PAGE EXCERPT:

** start **

Hello! Welcome to my very popular class on ‘Advanced Techniques on How to Annoy People on the Phone”. This week’s lesson is Basic Telephone Etiquette. Let’s begin.
Lesson 1: Never answer the phone with your name or the name of your company. Because if you did, that would immediately clarify for the caller that he or she has called the correct number. A simple, bored ‘Hello’ delivered in a flat, emotionless tone is precisely the right note to take. Remember, a complete lack of interest in the caller is the message you are trying to convey.
Lesson 2: Never say more than you have to. For instance, if someone asks, “Yes, hello. Is that, uhm, Cannon Ball Events Management?”, the proper response is “Yah?” and nothing more. Some beginners will add, “Can I help you?” This is the wrong response as it creates the incorrect impression that you actually care about the caller’s needs.
Lesson 3: Monosyllabic answers are key to the success of any telephone conversation. In fact, the preferred response to any question is “Yes”. For example: -
Caller: Hi. Is this Monogram Pte Ltd?
Caller: Do you have Model XYZ?
Caller: How much is it?
Caller: No, how much is it?

** end **

ENTRIES SUPPLIED:
** start **

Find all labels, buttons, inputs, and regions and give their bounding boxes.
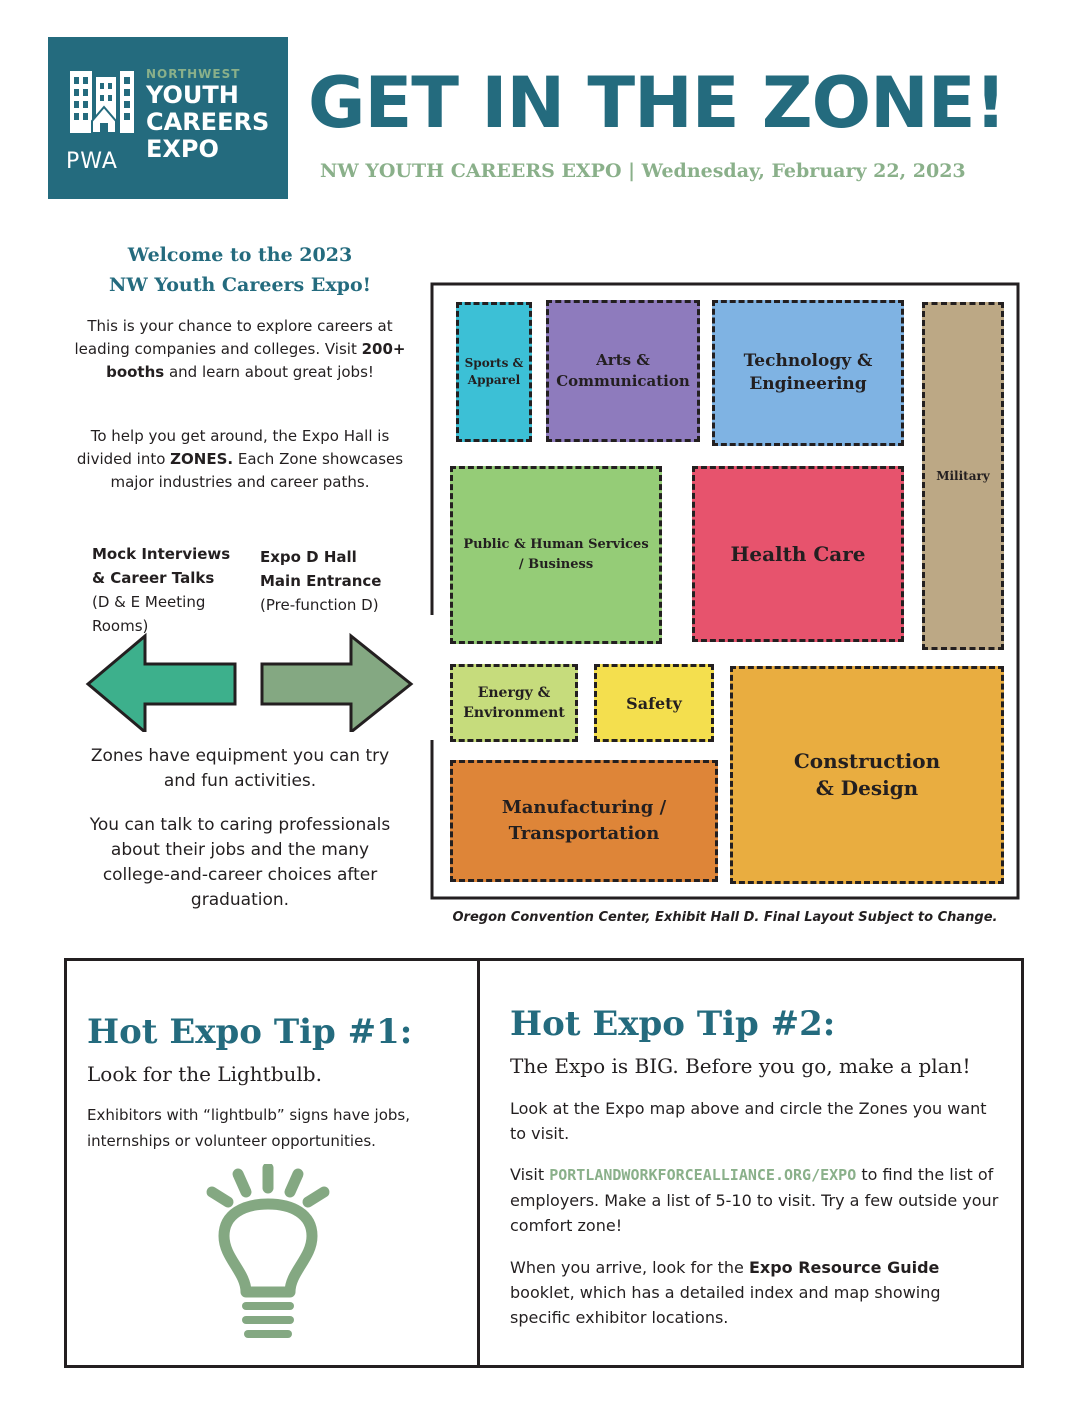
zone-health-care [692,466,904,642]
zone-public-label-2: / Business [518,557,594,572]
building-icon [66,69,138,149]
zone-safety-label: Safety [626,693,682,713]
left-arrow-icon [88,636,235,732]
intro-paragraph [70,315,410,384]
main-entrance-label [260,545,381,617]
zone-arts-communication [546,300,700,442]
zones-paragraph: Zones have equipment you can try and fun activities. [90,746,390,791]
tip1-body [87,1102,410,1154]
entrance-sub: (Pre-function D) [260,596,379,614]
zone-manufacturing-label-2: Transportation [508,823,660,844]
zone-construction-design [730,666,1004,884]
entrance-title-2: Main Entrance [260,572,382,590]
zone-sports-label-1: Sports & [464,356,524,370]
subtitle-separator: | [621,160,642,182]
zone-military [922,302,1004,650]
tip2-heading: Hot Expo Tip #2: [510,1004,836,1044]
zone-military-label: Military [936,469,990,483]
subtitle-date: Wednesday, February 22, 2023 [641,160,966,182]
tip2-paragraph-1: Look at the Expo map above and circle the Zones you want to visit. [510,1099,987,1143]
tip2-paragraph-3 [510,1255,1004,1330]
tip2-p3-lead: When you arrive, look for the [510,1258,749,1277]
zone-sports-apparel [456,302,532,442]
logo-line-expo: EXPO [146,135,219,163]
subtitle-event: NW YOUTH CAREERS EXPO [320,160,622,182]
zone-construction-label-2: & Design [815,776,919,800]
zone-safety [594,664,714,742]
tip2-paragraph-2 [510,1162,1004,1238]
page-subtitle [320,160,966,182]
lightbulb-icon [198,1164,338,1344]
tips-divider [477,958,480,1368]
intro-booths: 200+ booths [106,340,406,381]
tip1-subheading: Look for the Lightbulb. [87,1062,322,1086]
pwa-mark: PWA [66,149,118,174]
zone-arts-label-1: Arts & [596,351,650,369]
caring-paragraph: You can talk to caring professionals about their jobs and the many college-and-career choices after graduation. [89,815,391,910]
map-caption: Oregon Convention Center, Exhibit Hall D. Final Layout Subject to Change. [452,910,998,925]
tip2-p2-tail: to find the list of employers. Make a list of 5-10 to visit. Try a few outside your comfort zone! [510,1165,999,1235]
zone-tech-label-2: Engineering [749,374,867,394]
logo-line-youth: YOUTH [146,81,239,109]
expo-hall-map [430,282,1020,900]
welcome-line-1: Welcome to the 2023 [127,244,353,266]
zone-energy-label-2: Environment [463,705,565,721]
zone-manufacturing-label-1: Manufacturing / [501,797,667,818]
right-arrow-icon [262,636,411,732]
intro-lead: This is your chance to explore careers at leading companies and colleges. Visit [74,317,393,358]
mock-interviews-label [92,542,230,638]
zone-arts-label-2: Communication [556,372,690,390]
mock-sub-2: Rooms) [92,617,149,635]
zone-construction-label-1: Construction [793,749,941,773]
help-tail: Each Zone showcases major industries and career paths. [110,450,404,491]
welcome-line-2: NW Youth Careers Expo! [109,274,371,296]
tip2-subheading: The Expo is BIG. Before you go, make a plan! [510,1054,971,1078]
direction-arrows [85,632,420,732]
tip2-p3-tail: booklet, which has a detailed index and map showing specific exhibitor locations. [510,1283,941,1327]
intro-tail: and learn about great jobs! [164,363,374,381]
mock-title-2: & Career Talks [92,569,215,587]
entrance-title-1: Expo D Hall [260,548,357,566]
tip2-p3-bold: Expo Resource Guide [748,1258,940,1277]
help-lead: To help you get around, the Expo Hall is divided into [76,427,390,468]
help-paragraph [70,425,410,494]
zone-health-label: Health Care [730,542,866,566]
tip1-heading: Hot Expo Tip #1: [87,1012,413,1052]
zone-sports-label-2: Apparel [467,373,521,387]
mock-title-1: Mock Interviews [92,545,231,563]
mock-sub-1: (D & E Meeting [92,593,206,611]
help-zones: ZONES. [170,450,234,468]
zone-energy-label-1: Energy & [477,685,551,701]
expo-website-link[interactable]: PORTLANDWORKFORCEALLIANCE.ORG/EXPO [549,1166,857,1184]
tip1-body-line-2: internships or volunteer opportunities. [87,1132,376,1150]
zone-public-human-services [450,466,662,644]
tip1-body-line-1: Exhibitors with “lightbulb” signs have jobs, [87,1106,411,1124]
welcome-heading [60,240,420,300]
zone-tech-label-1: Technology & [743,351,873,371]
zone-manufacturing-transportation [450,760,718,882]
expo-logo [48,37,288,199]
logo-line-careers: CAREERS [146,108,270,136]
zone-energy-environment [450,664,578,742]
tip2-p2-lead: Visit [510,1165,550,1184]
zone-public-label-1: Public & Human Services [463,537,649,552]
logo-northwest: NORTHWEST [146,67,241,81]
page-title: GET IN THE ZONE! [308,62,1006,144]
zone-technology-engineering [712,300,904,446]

** end **
** start **

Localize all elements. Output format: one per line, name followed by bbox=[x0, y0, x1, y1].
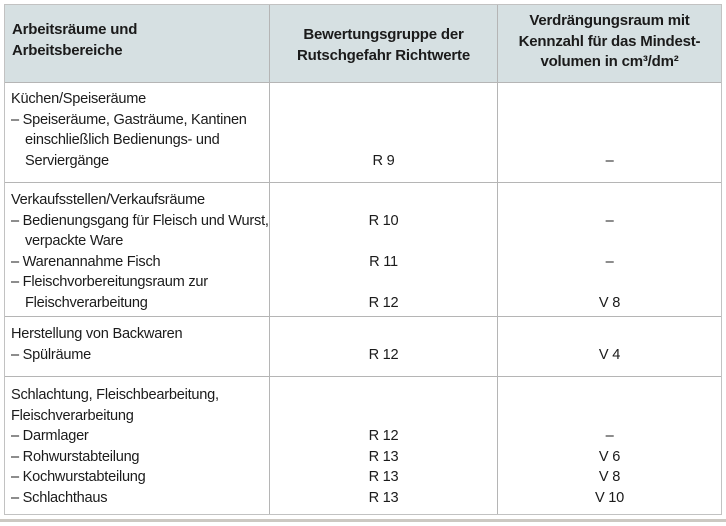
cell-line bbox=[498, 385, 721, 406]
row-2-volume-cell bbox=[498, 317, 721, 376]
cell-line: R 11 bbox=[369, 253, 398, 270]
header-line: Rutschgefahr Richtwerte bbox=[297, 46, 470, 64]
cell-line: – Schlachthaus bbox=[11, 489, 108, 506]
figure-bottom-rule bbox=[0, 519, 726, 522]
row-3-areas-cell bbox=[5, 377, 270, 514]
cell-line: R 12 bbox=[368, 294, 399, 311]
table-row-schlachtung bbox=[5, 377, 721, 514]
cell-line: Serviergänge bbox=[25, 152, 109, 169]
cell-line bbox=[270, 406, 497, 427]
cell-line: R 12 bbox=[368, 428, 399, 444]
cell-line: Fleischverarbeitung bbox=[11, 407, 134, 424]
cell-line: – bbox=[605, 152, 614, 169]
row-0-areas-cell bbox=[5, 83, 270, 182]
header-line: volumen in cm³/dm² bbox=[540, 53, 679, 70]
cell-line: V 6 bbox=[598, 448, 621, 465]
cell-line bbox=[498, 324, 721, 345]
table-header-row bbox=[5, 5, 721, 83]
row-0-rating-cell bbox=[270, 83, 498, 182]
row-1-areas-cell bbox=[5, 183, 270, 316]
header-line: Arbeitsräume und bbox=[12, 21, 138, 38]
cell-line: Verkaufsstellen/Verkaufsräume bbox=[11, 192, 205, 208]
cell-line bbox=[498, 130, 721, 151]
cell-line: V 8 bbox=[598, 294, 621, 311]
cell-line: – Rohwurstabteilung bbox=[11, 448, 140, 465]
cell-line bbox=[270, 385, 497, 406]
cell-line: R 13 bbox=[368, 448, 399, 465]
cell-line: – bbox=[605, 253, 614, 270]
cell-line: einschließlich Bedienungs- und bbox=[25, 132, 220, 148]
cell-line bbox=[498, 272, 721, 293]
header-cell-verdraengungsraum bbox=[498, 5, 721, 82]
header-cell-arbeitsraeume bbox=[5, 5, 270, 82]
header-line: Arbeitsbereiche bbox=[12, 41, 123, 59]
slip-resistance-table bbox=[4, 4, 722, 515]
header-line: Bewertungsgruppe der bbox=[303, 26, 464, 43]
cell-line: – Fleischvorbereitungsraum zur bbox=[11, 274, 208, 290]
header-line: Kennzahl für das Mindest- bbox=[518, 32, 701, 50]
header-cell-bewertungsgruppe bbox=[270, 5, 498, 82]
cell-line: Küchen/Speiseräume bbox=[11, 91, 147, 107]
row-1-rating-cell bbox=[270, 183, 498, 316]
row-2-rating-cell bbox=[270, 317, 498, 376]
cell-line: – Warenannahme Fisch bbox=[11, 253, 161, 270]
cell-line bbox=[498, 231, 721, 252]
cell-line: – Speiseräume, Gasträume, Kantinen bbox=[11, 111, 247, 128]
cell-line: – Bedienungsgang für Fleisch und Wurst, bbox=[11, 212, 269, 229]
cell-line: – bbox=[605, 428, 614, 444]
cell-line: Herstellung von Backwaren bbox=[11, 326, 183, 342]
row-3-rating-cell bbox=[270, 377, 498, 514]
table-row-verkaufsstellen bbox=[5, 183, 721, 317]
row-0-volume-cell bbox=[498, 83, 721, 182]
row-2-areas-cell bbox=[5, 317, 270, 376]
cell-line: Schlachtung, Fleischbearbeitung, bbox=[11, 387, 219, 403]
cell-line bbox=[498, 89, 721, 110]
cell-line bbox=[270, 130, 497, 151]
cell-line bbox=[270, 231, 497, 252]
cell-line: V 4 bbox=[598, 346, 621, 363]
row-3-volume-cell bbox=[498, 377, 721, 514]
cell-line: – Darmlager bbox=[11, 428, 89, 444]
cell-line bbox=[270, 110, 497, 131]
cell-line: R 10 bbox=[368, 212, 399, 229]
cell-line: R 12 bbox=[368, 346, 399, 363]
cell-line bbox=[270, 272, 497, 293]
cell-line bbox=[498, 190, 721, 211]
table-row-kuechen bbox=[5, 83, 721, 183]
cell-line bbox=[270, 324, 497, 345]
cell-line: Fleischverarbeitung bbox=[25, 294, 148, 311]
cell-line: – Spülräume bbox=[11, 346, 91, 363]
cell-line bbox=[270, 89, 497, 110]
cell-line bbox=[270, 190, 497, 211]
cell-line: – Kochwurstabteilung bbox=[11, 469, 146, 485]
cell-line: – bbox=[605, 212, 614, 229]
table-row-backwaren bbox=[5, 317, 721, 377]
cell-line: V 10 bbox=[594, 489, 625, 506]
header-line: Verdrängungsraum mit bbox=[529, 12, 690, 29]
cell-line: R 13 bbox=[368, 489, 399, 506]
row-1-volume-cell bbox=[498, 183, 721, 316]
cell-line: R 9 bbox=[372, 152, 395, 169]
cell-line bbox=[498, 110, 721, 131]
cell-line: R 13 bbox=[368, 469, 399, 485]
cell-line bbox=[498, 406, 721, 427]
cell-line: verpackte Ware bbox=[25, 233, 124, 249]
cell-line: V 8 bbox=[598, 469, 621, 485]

** end **

For each statement, say whether it agrees with the telephone etiquette lesson (yes or no) and quote the words from the lesson that decide it. 1. Callers should be greeted with the name of the company. 2. Adding "Can I help you?" is treated as a mistake. 3. The preferred response to any question is "No."

1. No: "Never answer the phone with your name or the name of your company."
2. Yes: "This is the wrong response as it creates the incorrect impression that you actually care about the caller’s needs."
3. No: "the preferred response to any question is “Yes”."